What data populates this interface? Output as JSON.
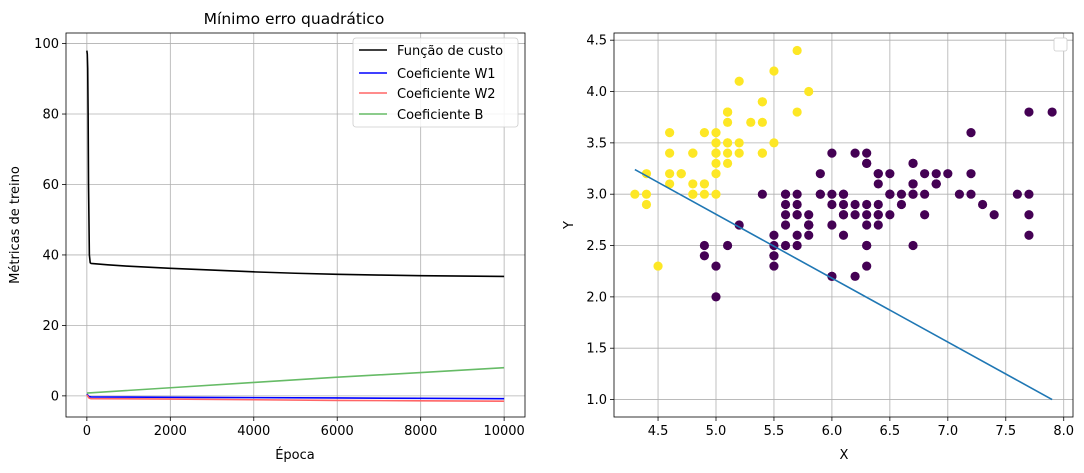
{
  "chart_data": [
    {
      "type": "line",
      "title": "Mínimo erro quadrático",
      "xlabel": "Época",
      "ylabel": "Métricas de treino",
      "xlim": [
        -500,
        10500
      ],
      "ylim": [
        -6,
        103
      ],
      "xticks": [
        0,
        2000,
        4000,
        6000,
        8000,
        10000
      ],
      "yticks": [
        0,
        20,
        40,
        60,
        80,
        100
      ],
      "grid": true,
      "legend_position": "top-right",
      "series": [
        {
          "name": "Função de custo",
          "color": "#000000",
          "x": [
            0,
            10,
            20,
            30,
            40,
            60,
            80,
            100,
            500,
            1000,
            2000,
            3000,
            4000,
            5000,
            6000,
            7000,
            8000,
            9000,
            10000
          ],
          "y": [
            98,
            97,
            93,
            80,
            60,
            40,
            37.8,
            37.6,
            37.2,
            36.8,
            36.2,
            35.7,
            35.2,
            34.8,
            34.5,
            34.3,
            34.1,
            34.0,
            33.9
          ]
        },
        {
          "name": "Coeficiente W1",
          "color": "#0000ff",
          "x": [
            0,
            50,
            100,
            2000,
            4000,
            6000,
            8000,
            10000
          ],
          "y": [
            0.5,
            -0.2,
            -0.3,
            -0.4,
            -0.5,
            -0.6,
            -0.7,
            -0.8
          ]
        },
        {
          "name": "Coeficiente W2",
          "color": "#ff6666",
          "x": [
            0,
            50,
            100,
            2000,
            4000,
            6000,
            8000,
            10000
          ],
          "y": [
            0.3,
            -0.6,
            -0.8,
            -0.9,
            -1.1,
            -1.3,
            -1.4,
            -1.5
          ]
        },
        {
          "name": "Coeficiente B",
          "color": "#66bb66",
          "x": [
            0,
            2000,
            4000,
            6000,
            8000,
            10000
          ],
          "y": [
            0.8,
            2.3,
            3.8,
            5.3,
            6.6,
            8.0
          ]
        }
      ]
    },
    {
      "type": "scatter",
      "title": "",
      "xlabel": "X",
      "ylabel": "Y",
      "xlim": [
        4.12,
        8.08
      ],
      "ylim": [
        0.83,
        4.57
      ],
      "xticks": [
        4.5,
        5.0,
        5.5,
        6.0,
        6.5,
        7.0,
        7.5,
        8.0
      ],
      "yticks": [
        1.0,
        1.5,
        2.0,
        2.5,
        3.0,
        3.5,
        4.0,
        4.5
      ],
      "xtick_labels": [
        "4.5",
        "5.0",
        "5.5",
        "6.0",
        "6.5",
        "7.0",
        "7.5",
        "8.0"
      ],
      "ytick_labels": [
        "1.0",
        "1.5",
        "2.0",
        "2.5",
        "3.0",
        "3.5",
        "4.0",
        "4.5"
      ],
      "grid": true,
      "legend_position": "top-right",
      "class_colors": {
        "0": "#fde725",
        "1": "#440154"
      },
      "points_class0": [
        [
          5.1,
          3.5
        ],
        [
          4.9,
          3.0
        ],
        [
          4.7,
          3.2
        ],
        [
          4.6,
          3.1
        ],
        [
          5.0,
          3.6
        ],
        [
          5.4,
          3.9
        ],
        [
          4.6,
          3.4
        ],
        [
          5.0,
          3.4
        ],
        [
          4.4,
          2.9
        ],
        [
          4.9,
          3.1
        ],
        [
          5.4,
          3.7
        ],
        [
          4.8,
          3.4
        ],
        [
          4.8,
          3.0
        ],
        [
          4.3,
          3.0
        ],
        [
          5.8,
          4.0
        ],
        [
          5.7,
          4.4
        ],
        [
          5.4,
          3.9
        ],
        [
          5.1,
          3.5
        ],
        [
          5.7,
          3.8
        ],
        [
          5.1,
          3.8
        ],
        [
          5.4,
          3.4
        ],
        [
          5.1,
          3.7
        ],
        [
          4.6,
          3.6
        ],
        [
          5.1,
          3.3
        ],
        [
          4.8,
          3.4
        ],
        [
          5.0,
          3.0
        ],
        [
          5.0,
          3.4
        ],
        [
          5.2,
          3.5
        ],
        [
          5.2,
          3.4
        ],
        [
          4.7,
          3.2
        ],
        [
          4.8,
          3.1
        ],
        [
          5.4,
          3.4
        ],
        [
          5.2,
          4.1
        ],
        [
          5.5,
          4.2
        ],
        [
          4.9,
          3.1
        ],
        [
          5.0,
          3.2
        ],
        [
          5.5,
          3.5
        ],
        [
          4.9,
          3.6
        ],
        [
          4.4,
          3.0
        ],
        [
          5.1,
          3.4
        ],
        [
          5.0,
          3.5
        ],
        [
          4.5,
          2.3
        ],
        [
          4.4,
          3.2
        ],
        [
          5.0,
          3.5
        ],
        [
          5.1,
          3.8
        ],
        [
          4.8,
          3.0
        ],
        [
          5.1,
          3.8
        ],
        [
          4.6,
          3.2
        ],
        [
          5.3,
          3.7
        ],
        [
          5.0,
          3.3
        ]
      ],
      "points_class1": [
        [
          7.0,
          3.2
        ],
        [
          6.4,
          3.2
        ],
        [
          6.9,
          3.1
        ],
        [
          5.5,
          2.3
        ],
        [
          6.5,
          2.8
        ],
        [
          5.7,
          2.8
        ],
        [
          6.3,
          3.3
        ],
        [
          4.9,
          2.4
        ],
        [
          6.6,
          2.9
        ],
        [
          5.2,
          2.7
        ],
        [
          5.0,
          2.0
        ],
        [
          5.9,
          3.0
        ],
        [
          6.0,
          2.2
        ],
        [
          6.1,
          2.9
        ],
        [
          5.6,
          2.9
        ],
        [
          6.7,
          3.1
        ],
        [
          5.6,
          3.0
        ],
        [
          5.8,
          2.7
        ],
        [
          6.2,
          2.2
        ],
        [
          5.6,
          2.5
        ],
        [
          5.9,
          3.2
        ],
        [
          6.1,
          2.8
        ],
        [
          6.3,
          2.5
        ],
        [
          6.1,
          2.8
        ],
        [
          6.4,
          2.9
        ],
        [
          6.6,
          3.0
        ],
        [
          6.8,
          2.8
        ],
        [
          6.7,
          3.0
        ],
        [
          6.0,
          2.9
        ],
        [
          5.7,
          2.6
        ],
        [
          5.5,
          2.4
        ],
        [
          5.5,
          2.4
        ],
        [
          5.8,
          2.7
        ],
        [
          6.0,
          2.7
        ],
        [
          5.4,
          3.0
        ],
        [
          6.0,
          3.4
        ],
        [
          6.7,
          3.1
        ],
        [
          6.3,
          2.3
        ],
        [
          5.6,
          3.0
        ],
        [
          5.5,
          2.5
        ],
        [
          5.5,
          2.6
        ],
        [
          6.1,
          3.0
        ],
        [
          5.8,
          2.6
        ],
        [
          5.0,
          2.3
        ],
        [
          5.6,
          2.7
        ],
        [
          5.7,
          3.0
        ],
        [
          5.7,
          2.9
        ],
        [
          6.2,
          2.9
        ],
        [
          5.1,
          2.5
        ],
        [
          5.7,
          2.8
        ],
        [
          6.3,
          3.3
        ],
        [
          5.8,
          2.7
        ],
        [
          7.1,
          3.0
        ],
        [
          6.3,
          2.9
        ],
        [
          6.5,
          3.0
        ],
        [
          7.6,
          3.0
        ],
        [
          4.9,
          2.5
        ],
        [
          7.3,
          2.9
        ],
        [
          6.7,
          2.5
        ],
        [
          7.2,
          3.6
        ],
        [
          6.5,
          3.2
        ],
        [
          6.4,
          2.7
        ],
        [
          6.8,
          3.0
        ],
        [
          5.7,
          2.5
        ],
        [
          5.8,
          2.8
        ],
        [
          6.4,
          3.2
        ],
        [
          6.5,
          3.0
        ],
        [
          7.7,
          3.8
        ],
        [
          7.7,
          2.6
        ],
        [
          6.0,
          2.2
        ],
        [
          6.9,
          3.2
        ],
        [
          5.6,
          2.8
        ],
        [
          7.7,
          2.8
        ],
        [
          6.3,
          2.7
        ],
        [
          6.7,
          3.3
        ],
        [
          7.2,
          3.2
        ],
        [
          6.2,
          2.8
        ],
        [
          6.1,
          3.0
        ],
        [
          6.4,
          2.8
        ],
        [
          7.2,
          3.0
        ],
        [
          7.4,
          2.8
        ],
        [
          7.9,
          3.8
        ],
        [
          6.4,
          2.8
        ],
        [
          6.3,
          2.8
        ],
        [
          6.1,
          2.6
        ],
        [
          7.7,
          3.0
        ],
        [
          6.3,
          3.4
        ],
        [
          6.4,
          3.1
        ],
        [
          6.0,
          3.0
        ],
        [
          6.9,
          3.1
        ],
        [
          6.7,
          3.1
        ],
        [
          6.9,
          3.1
        ],
        [
          5.8,
          2.7
        ],
        [
          6.8,
          3.2
        ],
        [
          6.7,
          3.3
        ],
        [
          6.7,
          3.0
        ],
        [
          6.3,
          2.5
        ],
        [
          6.5,
          3.0
        ],
        [
          6.2,
          3.4
        ],
        [
          5.9,
          3.0
        ]
      ],
      "decision_line": {
        "color": "#1f77b4",
        "x": [
          4.3,
          7.9
        ],
        "y": [
          3.24,
          1.0
        ]
      }
    }
  ]
}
- - -
(PROBLEM TO WORK ON): Tell how many lines of the data include the word "name", and nothing else.

(SOLUTION TO THE PROBLEM): 4